▶ [Work to complete]:
Write out the whole listing again, exactly as given.

▶ [Extracted records]:
####
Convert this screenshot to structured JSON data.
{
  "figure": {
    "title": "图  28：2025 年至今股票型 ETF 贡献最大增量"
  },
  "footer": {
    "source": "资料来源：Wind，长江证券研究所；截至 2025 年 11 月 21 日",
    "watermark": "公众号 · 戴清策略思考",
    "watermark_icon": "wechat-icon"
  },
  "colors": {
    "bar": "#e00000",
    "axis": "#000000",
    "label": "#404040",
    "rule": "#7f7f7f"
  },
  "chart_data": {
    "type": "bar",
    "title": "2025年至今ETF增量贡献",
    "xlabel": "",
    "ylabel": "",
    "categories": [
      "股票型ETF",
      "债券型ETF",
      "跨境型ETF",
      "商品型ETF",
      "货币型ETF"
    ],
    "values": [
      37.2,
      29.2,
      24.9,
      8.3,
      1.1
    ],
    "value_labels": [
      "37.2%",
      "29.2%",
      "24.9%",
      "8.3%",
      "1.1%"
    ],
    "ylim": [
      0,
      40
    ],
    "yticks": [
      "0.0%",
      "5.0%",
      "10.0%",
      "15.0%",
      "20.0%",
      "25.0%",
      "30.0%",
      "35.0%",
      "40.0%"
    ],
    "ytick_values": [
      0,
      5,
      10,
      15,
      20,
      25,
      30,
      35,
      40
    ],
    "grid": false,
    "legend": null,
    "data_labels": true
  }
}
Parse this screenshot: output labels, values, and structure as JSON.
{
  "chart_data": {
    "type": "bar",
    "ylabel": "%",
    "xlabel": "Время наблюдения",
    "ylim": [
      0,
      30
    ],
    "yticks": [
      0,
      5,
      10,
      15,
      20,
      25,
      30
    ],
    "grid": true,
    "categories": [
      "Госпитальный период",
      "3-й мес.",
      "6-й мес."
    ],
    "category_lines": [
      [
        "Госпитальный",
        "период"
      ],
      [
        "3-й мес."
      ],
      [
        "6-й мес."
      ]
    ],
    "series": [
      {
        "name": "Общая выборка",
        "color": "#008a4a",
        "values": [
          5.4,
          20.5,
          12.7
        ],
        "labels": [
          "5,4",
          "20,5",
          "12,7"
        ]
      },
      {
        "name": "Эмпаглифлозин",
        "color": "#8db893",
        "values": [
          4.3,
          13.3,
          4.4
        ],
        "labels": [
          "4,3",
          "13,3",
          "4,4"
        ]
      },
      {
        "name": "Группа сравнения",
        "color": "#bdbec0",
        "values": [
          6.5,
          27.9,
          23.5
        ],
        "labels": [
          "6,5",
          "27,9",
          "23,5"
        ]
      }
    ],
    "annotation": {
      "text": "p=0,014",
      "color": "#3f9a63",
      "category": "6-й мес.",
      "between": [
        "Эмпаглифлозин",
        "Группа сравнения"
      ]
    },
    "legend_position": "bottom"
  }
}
####
▶ [Solution to this exercise]:
Convert this screenshot to structured JSON data.
{
  "figure": {
    "title": "图  28：2025 年至今股票型 ETF 贡献最大增量"
  },
  "footer": {
    "source": "资料来源：Wind，长江证券研究所；截至 2025 年 11 月 21 日",
    "watermark": "公众号 · 戴清策略思考",
    "watermark_icon": "wechat-icon"
  },
  "colors": {
    "bar": "#e00000",
    "axis": "#000000",
    "label": "#404040",
    "rule": "#7f7f7f"
  },
  "chart_data": {
    "type": "bar",
    "title": "2025年至今ETF增量贡献",
    "xlabel": "",
    "ylabel": "",
    "categories": [
      "股票型ETF",
      "债券型ETF",
      "跨境型ETF",
      "商品型ETF",
      "货币型ETF"
    ],
    "values": [
      37.2,
      29.2,
      24.9,
      8.3,
      1.1
    ],
    "value_labels": [
      "37.2%",
      "29.2%",
      "24.9%",
      "8.3%",
      "1.1%"
    ],
    "ylim": [
      0,
      40
    ],
    "yticks": [
      "0.0%",
      "5.0%",
      "10.0%",
      "15.0%",
      "20.0%",
      "25.0%",
      "30.0%",
      "35.0%",
      "40.0%"
    ],
    "ytick_values": [
      0,
      5,
      10,
      15,
      20,
      25,
      30,
      35,
      40
    ],
    "grid": false,
    "legend": null,
    "data_labels": true
  }
}
Parse this screenshot: output labels, values, and structure as JSON.
{
  "chart_data": {
    "type": "bar",
    "ylabel": "%",
    "xlabel": "Время наблюдения",
    "ylim": [
      0,
      30
    ],
    "yticks": [
      0,
      5,
      10,
      15,
      20,
      25,
      30
    ],
    "grid": true,
    "categories": [
      "Госпитальный период",
      "3-й мес.",
      "6-й мес."
    ],
    "category_lines": [
      [
        "Госпитальный",
        "период"
      ],
      [
        "3-й мес."
      ],
      [
        "6-й мес."
      ]
    ],
    "series": [
      {
        "name": "Общая выборка",
        "color": "#008a4a",
        "values": [
          5.4,
          20.5,
          12.7
        ],
        "labels": [
          "5,4",
          "20,5",
          "12,7"
        ]
      },
      {
        "name": "Эмпаглифлозин",
        "color": "#8db893",
        "values": [
          4.3,
          13.3,
          4.4
        ],
        "labels": [
          "4,3",
          "13,3",
          "4,4"
        ]
      },
      {
        "name": "Группа сравнения",
        "color": "#bdbec0",
        "values": [
          6.5,
          27.9,
          23.5
        ],
        "labels": [
          "6,5",
          "27,9",
          "23,5"
        ]
      }
    ],
    "annotation": {
      "text": "p=0,014",
      "color": "#3f9a63",
      "category": "6-й мес.",
      "between": [
        "Эмпаглифлозин",
        "Группа сравнения"
      ]
    },
    "legend_position": "bottom"
  }
}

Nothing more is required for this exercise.